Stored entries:

====

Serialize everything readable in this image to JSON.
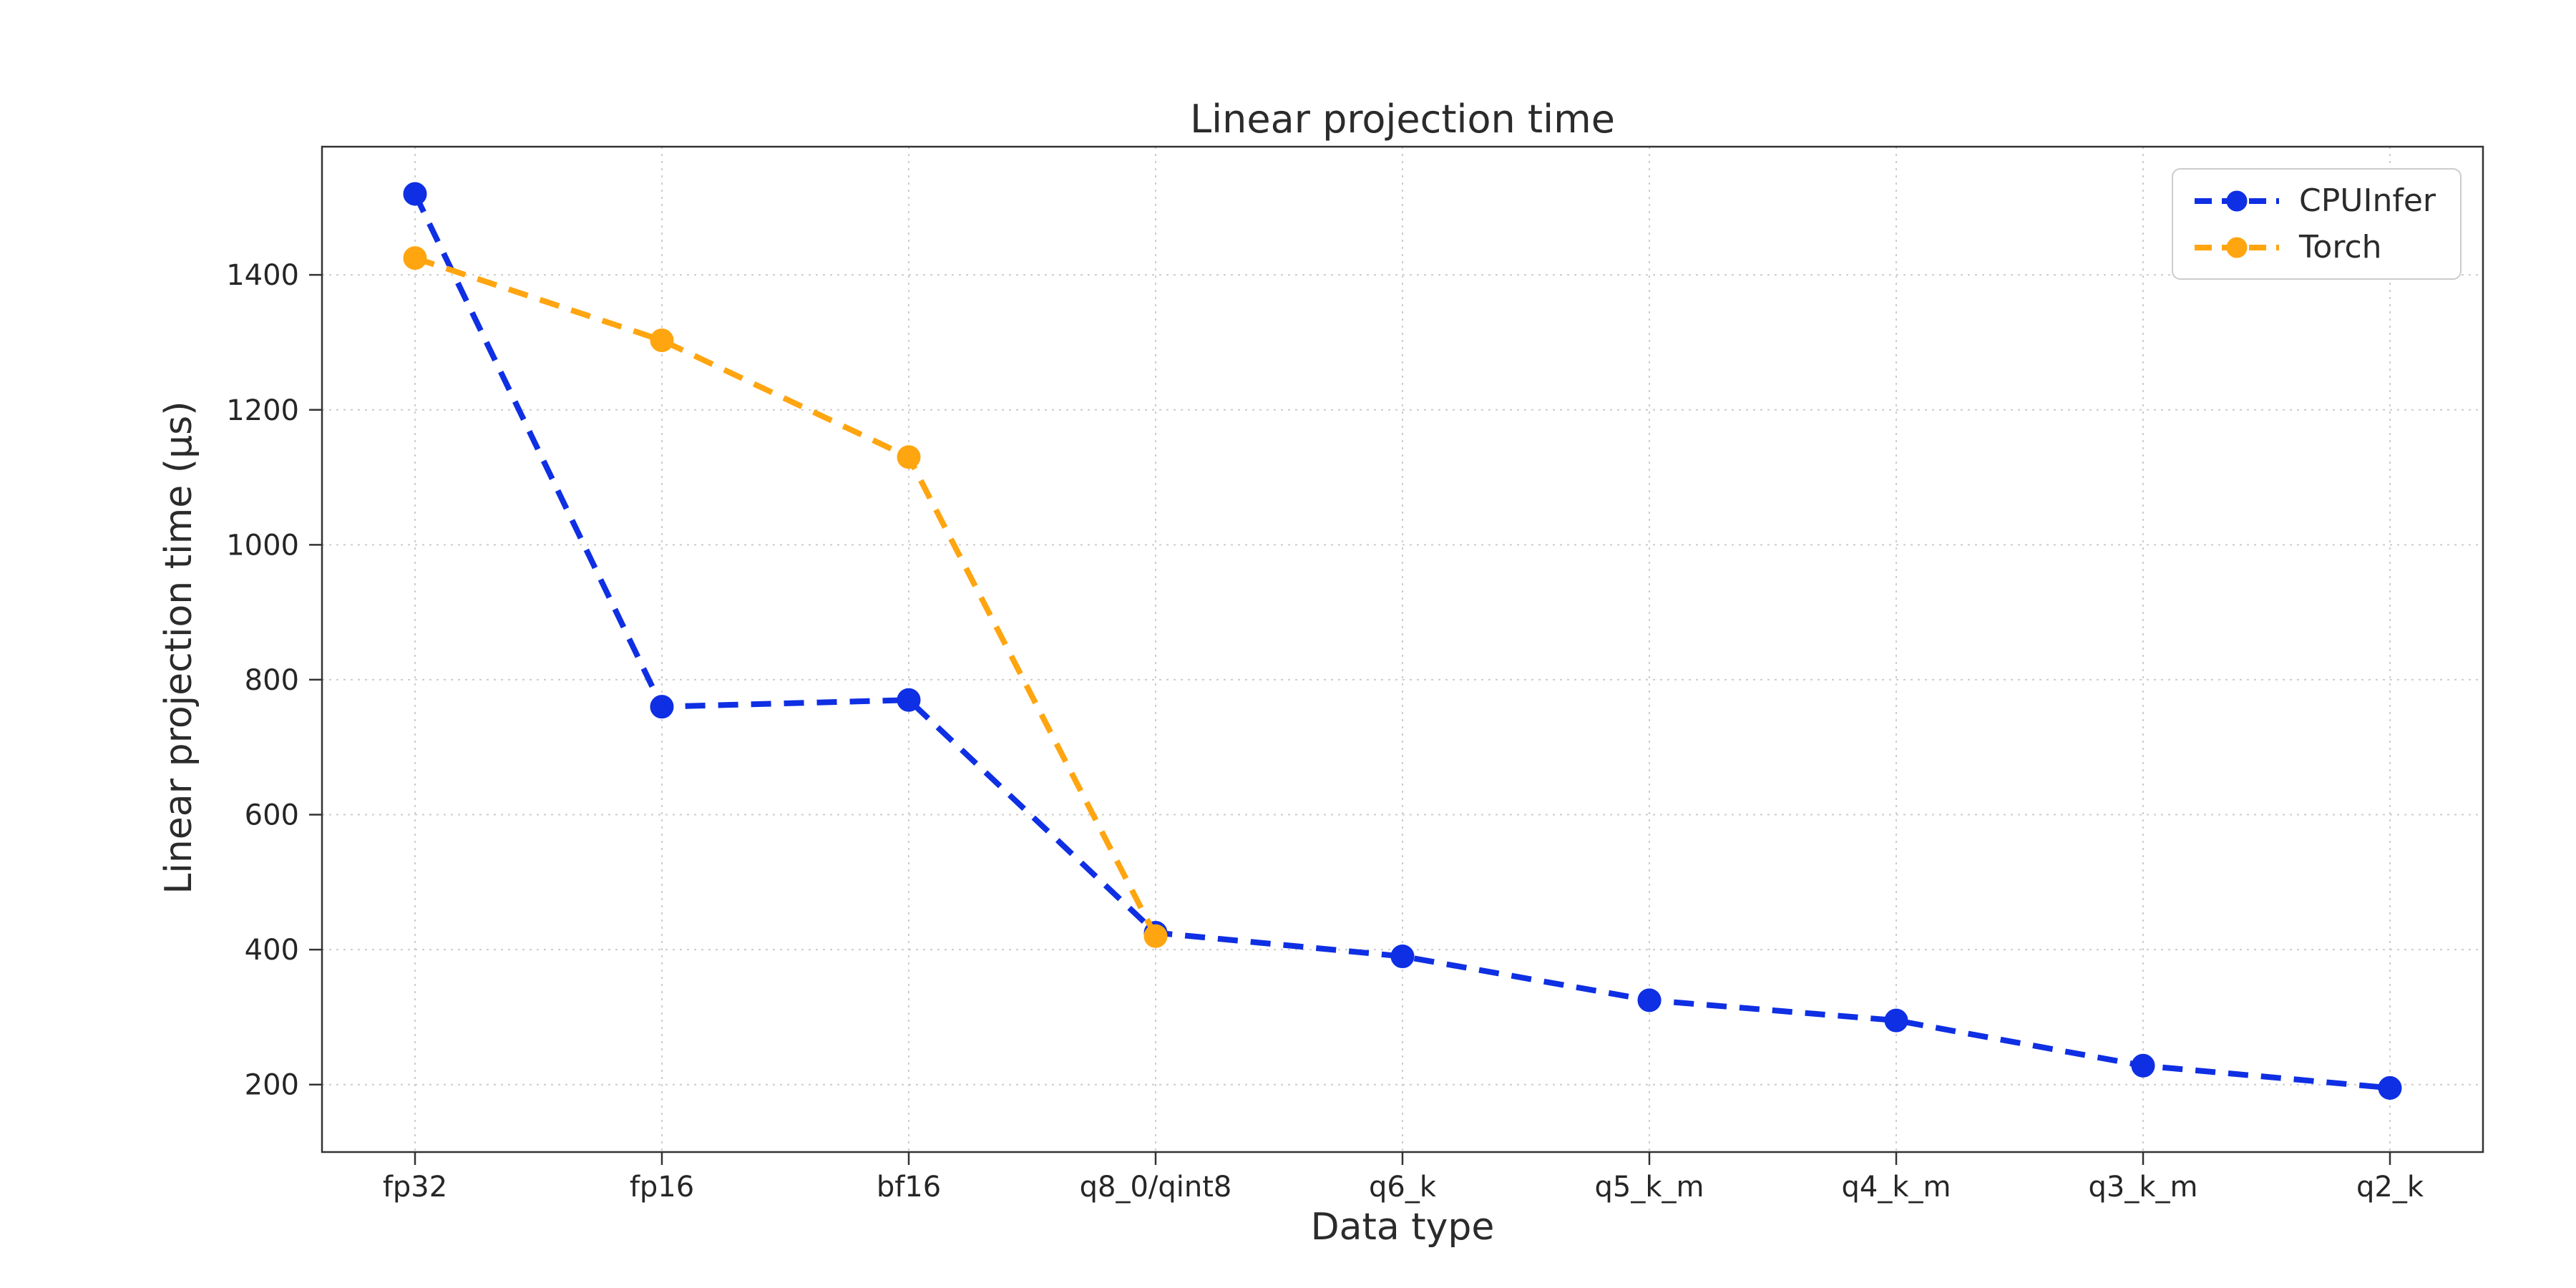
{
  "figure": {
    "title": "Linear projection time",
    "xlabel": "Data type",
    "ylabel": "Linear projection time (µs)"
  },
  "chart_data": {
    "type": "line",
    "title": "Linear projection time",
    "xlabel": "Data type",
    "ylabel": "Linear projection time (µs)",
    "categories": [
      "fp32",
      "fp16",
      "bf16",
      "q8_0/qint8",
      "q6_k",
      "q5_k_m",
      "q4_k_m",
      "q3_k_m",
      "q2_k"
    ],
    "series": [
      {
        "name": "CPUInfer",
        "color": "#0e2fe3",
        "line_style": "dashed",
        "marker": "circle",
        "values": [
          1520,
          760,
          770,
          425,
          390,
          325,
          295,
          228,
          195
        ]
      },
      {
        "name": "Torch",
        "color": "#ffa510",
        "line_style": "dashed",
        "marker": "circle",
        "values": [
          1425,
          1303,
          1130,
          420,
          null,
          null,
          null,
          null,
          null
        ]
      }
    ],
    "yticks": [
      200,
      400,
      600,
      800,
      1000,
      1200,
      1400
    ],
    "ylim": [
      100,
      1590
    ],
    "grid": true,
    "grid_style": "dotted",
    "grid_color": "#cccccc",
    "spine_color": "#333333",
    "legend_position": "upper right"
  }
}
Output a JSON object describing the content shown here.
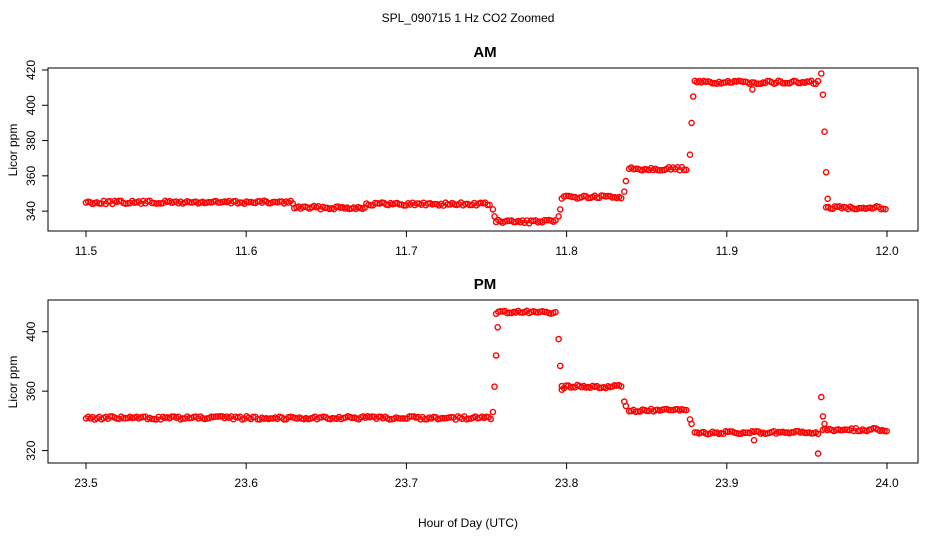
{
  "figure": {
    "supertitle": "SPL_090715  1 Hz CO2 Zoomed",
    "xlabel": "Hour of Day (UTC)"
  },
  "chart_data": [
    {
      "type": "scatter",
      "title": "AM",
      "xlabel": "",
      "ylabel": "Licor ppm",
      "xlim": [
        11.5,
        12.0
      ],
      "ylim": [
        331,
        420
      ],
      "x_ticks": [
        "11.5",
        "11.6",
        "11.7",
        "11.8",
        "11.9",
        "12.0"
      ],
      "y_ticks": [
        "340",
        "360",
        "380",
        "400",
        "420"
      ],
      "marker": "open-circle",
      "color": "#ff0000",
      "grid": false,
      "series": [
        {
          "segments": [
            {
              "x0": 11.5,
              "x1": 11.63,
              "y": 345
            },
            {
              "x0": 11.63,
              "x1": 11.675,
              "y": 342
            },
            {
              "x0": 11.675,
              "x1": 11.753,
              "y": 344
            },
            {
              "x0": 11.756,
              "x1": 11.794,
              "y": 334
            },
            {
              "x0": 11.797,
              "x1": 11.835,
              "y": 348
            },
            {
              "x0": 11.839,
              "x1": 11.876,
              "y": 364
            },
            {
              "x0": 11.88,
              "x1": 11.958,
              "y": 413
            },
            {
              "x0": 11.962,
              "x1": 12.0,
              "y": 342
            }
          ],
          "transition_points": [
            [
              11.754,
              341
            ],
            [
              11.755,
              337
            ],
            [
              11.795,
              337
            ],
            [
              11.796,
              341
            ],
            [
              11.836,
              351
            ],
            [
              11.837,
              357
            ],
            [
              11.877,
              372
            ],
            [
              11.878,
              390
            ],
            [
              11.879,
              405
            ],
            [
              11.916,
              409
            ],
            [
              11.959,
              418
            ],
            [
              11.96,
              406
            ],
            [
              11.961,
              385
            ],
            [
              11.962,
              362
            ],
            [
              11.963,
              347
            ]
          ]
        }
      ]
    },
    {
      "type": "scatter",
      "title": "PM",
      "xlabel": "",
      "ylabel": "Licor ppm",
      "xlim": [
        23.5,
        24.0
      ],
      "ylim": [
        313,
        420
      ],
      "x_ticks": [
        "23.5",
        "23.6",
        "23.7",
        "23.8",
        "23.9",
        "24.0"
      ],
      "y_ticks": [
        "320",
        "360",
        "400"
      ],
      "marker": "open-circle",
      "color": "#ff0000",
      "grid": false,
      "series": [
        {
          "segments": [
            {
              "x0": 23.5,
              "x1": 23.753,
              "y": 342
            },
            {
              "x0": 23.756,
              "x1": 23.794,
              "y": 413
            },
            {
              "x0": 23.797,
              "x1": 23.835,
              "y": 363
            },
            {
              "x0": 23.839,
              "x1": 23.876,
              "y": 347
            },
            {
              "x0": 23.88,
              "x1": 23.958,
              "y": 332
            },
            {
              "x0": 23.96,
              "x1": 24.0,
              "y": 334
            }
          ],
          "transition_points": [
            [
              23.754,
              346
            ],
            [
              23.755,
              363
            ],
            [
              23.756,
              384
            ],
            [
              23.757,
              403
            ],
            [
              23.795,
              395
            ],
            [
              23.796,
              377
            ],
            [
              23.797,
              361
            ],
            [
              23.836,
              353
            ],
            [
              23.837,
              350
            ],
            [
              23.877,
              341
            ],
            [
              23.878,
              338
            ],
            [
              23.917,
              327
            ],
            [
              23.957,
              318
            ],
            [
              23.959,
              356
            ],
            [
              23.96,
              343
            ],
            [
              23.961,
              338
            ]
          ]
        }
      ]
    }
  ]
}
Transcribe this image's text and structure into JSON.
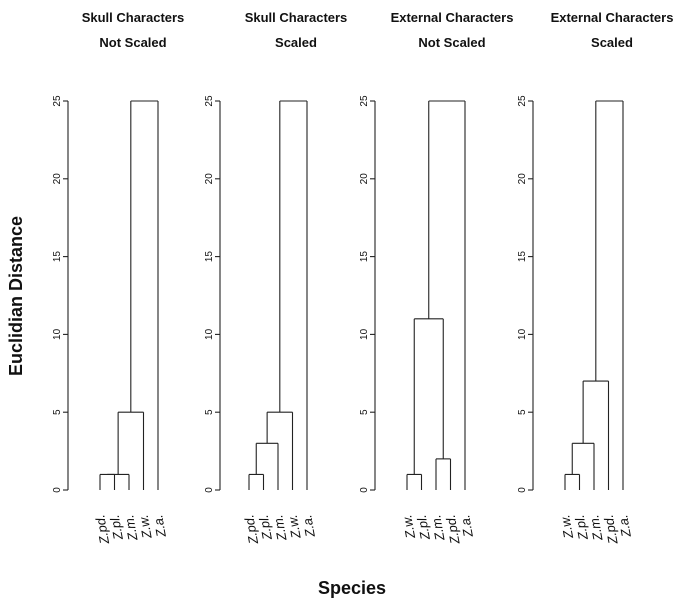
{
  "figure": {
    "ylabel": "Euclidian Distance",
    "xlabel": "Species"
  },
  "chart_data": [
    {
      "type": "dendrogram",
      "title_lines": [
        "Skull Characters",
        "Not Scaled"
      ],
      "ylim": [
        0,
        25
      ],
      "yticks": [
        0,
        5,
        10,
        15,
        20,
        25
      ],
      "leaves": [
        "Z.pd.",
        "Z.pl.",
        "Z.m.",
        "Z.w.",
        "Z.a."
      ],
      "merges": [
        {
          "left": 0,
          "right": 1,
          "height": 1
        },
        {
          "left": 5,
          "right": 2,
          "height": 1
        },
        {
          "left": 6,
          "right": 3,
          "height": 5
        },
        {
          "left": 7,
          "right": 4,
          "height": 25
        }
      ]
    },
    {
      "type": "dendrogram",
      "title_lines": [
        "Skull Characters",
        "Scaled"
      ],
      "ylim": [
        0,
        25
      ],
      "yticks": [
        0,
        5,
        10,
        15,
        20,
        25
      ],
      "leaves": [
        "Z.pd.",
        "Z.pl.",
        "Z.m.",
        "Z.w.",
        "Z.a."
      ],
      "merges": [
        {
          "left": 0,
          "right": 1,
          "height": 1
        },
        {
          "left": 5,
          "right": 2,
          "height": 3
        },
        {
          "left": 6,
          "right": 3,
          "height": 5
        },
        {
          "left": 7,
          "right": 4,
          "height": 25
        }
      ]
    },
    {
      "type": "dendrogram",
      "title_lines": [
        "External Characters",
        "Not Scaled"
      ],
      "ylim": [
        0,
        25
      ],
      "yticks": [
        0,
        5,
        10,
        15,
        20,
        25
      ],
      "leaves": [
        "Z.w.",
        "Z.pl.",
        "Z.m.",
        "Z.pd.",
        "Z.a."
      ],
      "merges": [
        {
          "left": 0,
          "right": 1,
          "height": 1
        },
        {
          "left": 2,
          "right": 3,
          "height": 2
        },
        {
          "left": 5,
          "right": 6,
          "height": 11
        },
        {
          "left": 7,
          "right": 4,
          "height": 25
        }
      ]
    },
    {
      "type": "dendrogram",
      "title_lines": [
        "External Characters",
        "Scaled"
      ],
      "ylim": [
        0,
        25
      ],
      "yticks": [
        0,
        5,
        10,
        15,
        20,
        25
      ],
      "leaves": [
        "Z.w.",
        "Z.pl.",
        "Z.m.",
        "Z.pd.",
        "Z.a."
      ],
      "merges": [
        {
          "left": 0,
          "right": 1,
          "height": 1
        },
        {
          "left": 5,
          "right": 2,
          "height": 3
        },
        {
          "left": 6,
          "right": 3,
          "height": 7
        },
        {
          "left": 7,
          "right": 4,
          "height": 25
        }
      ]
    }
  ]
}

====

### To do
Your job is to transcribe the entries above exactly; skip the pictures.

### Expected answer
Serialize everything readable in this image to JSON.
{
  "figure": {
    "title": "Linear projection time",
    "xlabel": "Data type",
    "ylabel": "Linear projection time (µs)"
  },
  "chart_data": {
    "type": "line",
    "title": "Linear projection time",
    "xlabel": "Data type",
    "ylabel": "Linear projection time (µs)",
    "categories": [
      "fp32",
      "fp16",
      "bf16",
      "q8_0/qint8",
      "q6_k",
      "q5_k_m",
      "q4_k_m",
      "q3_k_m",
      "q2_k"
    ],
    "series": [
      {
        "name": "CPUInfer",
        "color": "#0e2fe3",
        "line_style": "dashed",
        "marker": "circle",
        "values": [
          1520,
          760,
          770,
          425,
          390,
          325,
          295,
          228,
          195
        ]
      },
      {
        "name": "Torch",
        "color": "#ffa510",
        "line_style": "dashed",
        "marker": "circle",
        "values": [
          1425,
          1303,
          1130,
          420,
          null,
          null,
          null,
          null,
          null
        ]
      }
    ],
    "yticks": [
      200,
      400,
      600,
      800,
      1000,
      1200,
      1400
    ],
    "ylim": [
      100,
      1590
    ],
    "grid": true,
    "grid_style": "dotted",
    "grid_color": "#cccccc",
    "spine_color": "#333333",
    "legend_position": "upper right"
  }
}
Output a JSON object describing the content shown here.
{
  "figure": {
    "supertitle": "SPL_090715  1 Hz CO2 Zoomed",
    "xlabel": "Hour of Day (UTC)"
  },
  "chart_data": [
    {
      "type": "scatter",
      "title": "AM",
      "xlabel": "",
      "ylabel": "Licor ppm",
      "xlim": [
        11.5,
        12.0
      ],
      "ylim": [
        331,
        420
      ],
      "x_ticks": [
        "11.5",
        "11.6",
        "11.7",
        "11.8",
        "11.9",
        "12.0"
      ],
      "y_ticks": [
        "340",
        "360",
        "380",
        "400",
        "420"
      ],
      "marker": "open-circle",
      "color": "#ff0000",
      "grid": false,
      "series": [
        {
          "segments": [
            {
              "x0": 11.5,
              "x1": 11.63,
              "y": 345
            },
            {
              "x0": 11.63,
              "x1": 11.675,
              "y": 342
            },
            {
              "x0": 11.675,
              "x1": 11.753,
              "y": 344
            },
            {
              "x0": 11.756,
              "x1": 11.794,
              "y": 334
            },
            {
              "x0": 11.797,
              "x1": 11.835,
              "y": 348
            },
            {
              "x0": 11.839,
              "x1": 11.876,
              "y": 364
            },
            {
              "x0": 11.88,
              "x1": 11.958,
              "y": 413
            },
            {
              "x0": 11.962,
              "x1": 12.0,
              "y": 342
            }
          ],
          "transition_points": [
            [
              11.754,
              341
            ],
            [
              11.755,
              337
            ],
            [
              11.795,
              337
            ],
            [
              11.796,
              341
            ],
            [
              11.836,
              351
            ],
            [
              11.837,
              357
            ],
            [
              11.877,
              372
            ],
            [
              11.878,
              390
            ],
            [
              11.879,
              405
            ],
            [
              11.916,
              409
            ],
            [
              11.959,
              418
            ],
            [
              11.96,
              406
            ],
            [
              11.961,
              385
            ],
            [
              11.962,
              362
            ],
            [
              11.963,
              347
            ]
          ]
        }
      ]
    },
    {
      "type": "scatter",
      "title": "PM",
      "xlabel": "",
      "ylabel": "Licor ppm",
      "xlim": [
        23.5,
        24.0
      ],
      "ylim": [
        313,
        420
      ],
      "x_ticks": [
        "23.5",
        "23.6",
        "23.7",
        "23.8",
        "23.9",
        "24.0"
      ],
      "y_ticks": [
        "320",
        "360",
        "400"
      ],
      "marker": "open-circle",
      "color": "#ff0000",
      "grid": false,
      "series": [
        {
          "segments": [
            {
              "x0": 23.5,
              "x1": 23.753,
              "y": 342
            },
            {
              "x0": 23.756,
              "x1": 23.794,
              "y": 413
            },
            {
              "x0": 23.797,
              "x1": 23.835,
              "y": 363
            },
            {
              "x0": 23.839,
              "x1": 23.876,
              "y": 347
            },
            {
              "x0": 23.88,
              "x1": 23.958,
              "y": 332
            },
            {
              "x0": 23.96,
              "x1": 24.0,
              "y": 334
            }
          ],
          "transition_points": [
            [
              23.754,
              346
            ],
            [
              23.755,
              363
            ],
            [
              23.756,
              384
            ],
            [
              23.757,
              403
            ],
            [
              23.795,
              395
            ],
            [
              23.796,
              377
            ],
            [
              23.797,
              361
            ],
            [
              23.836,
              353
            ],
            [
              23.837,
              350
            ],
            [
              23.877,
              341
            ],
            [
              23.878,
              338
            ],
            [
              23.917,
              327
            ],
            [
              23.957,
              318
            ],
            [
              23.959,
              356
            ],
            [
              23.96,
              343
            ],
            [
              23.961,
              338
            ]
          ]
        }
      ]
    }
  ]
}
Transcribe this image's text and structure into JSON.
{
  "figure": {
    "ylabel": "Euclidian Distance",
    "xlabel": "Species"
  },
  "chart_data": [
    {
      "type": "dendrogram",
      "title_lines": [
        "Skull Characters",
        "Not Scaled"
      ],
      "ylim": [
        0,
        25
      ],
      "yticks": [
        0,
        5,
        10,
        15,
        20,
        25
      ],
      "leaves": [
        "Z.pd.",
        "Z.pl.",
        "Z.m.",
        "Z.w.",
        "Z.a."
      ],
      "merges": [
        {
          "left": 0,
          "right": 1,
          "height": 1
        },
        {
          "left": 5,
          "right": 2,
          "height": 1
        },
        {
          "left": 6,
          "right": 3,
          "height": 5
        },
        {
          "left": 7,
          "right": 4,
          "height": 25
        }
      ]
    },
    {
      "type": "dendrogram",
      "title_lines": [
        "Skull Characters",
        "Scaled"
      ],
      "ylim": [
        0,
        25
      ],
      "yticks": [
        0,
        5,
        10,
        15,
        20,
        25
      ],
      "leaves": [
        "Z.pd.",
        "Z.pl.",
        "Z.m.",
        "Z.w.",
        "Z.a."
      ],
      "merges": [
        {
          "left": 0,
          "right": 1,
          "height": 1
        },
        {
          "left": 5,
          "right": 2,
          "height": 3
        },
        {
          "left": 6,
          "right": 3,
          "height": 5
        },
        {
          "left": 7,
          "right": 4,
          "height": 25
        }
      ]
    },
    {
      "type": "dendrogram",
      "title_lines": [
        "External Characters",
        "Not Scaled"
      ],
      "ylim": [
        0,
        25
      ],
      "yticks": [
        0,
        5,
        10,
        15,
        20,
        25
      ],
      "leaves": [
        "Z.w.",
        "Z.pl.",
        "Z.m.",
        "Z.pd.",
        "Z.a."
      ],
      "merges": [
        {
          "left": 0,
          "right": 1,
          "height": 1
        },
        {
          "left": 2,
          "right": 3,
          "height": 2
        },
        {
          "left": 5,
          "right": 6,
          "height": 11
        },
        {
          "left": 7,
          "right": 4,
          "height": 25
        }
      ]
    },
    {
      "type": "dendrogram",
      "title_lines": [
        "External Characters",
        "Scaled"
      ],
      "ylim": [
        0,
        25
      ],
      "yticks": [
        0,
        5,
        10,
        15,
        20,
        25
      ],
      "leaves": [
        "Z.w.",
        "Z.pl.",
        "Z.m.",
        "Z.pd.",
        "Z.a."
      ],
      "merges": [
        {
          "left": 0,
          "right": 1,
          "height": 1
        },
        {
          "left": 5,
          "right": 2,
          "height": 3
        },
        {
          "left": 6,
          "right": 3,
          "height": 7
        },
        {
          "left": 7,
          "right": 4,
          "height": 25
        }
      ]
    }
  ]
}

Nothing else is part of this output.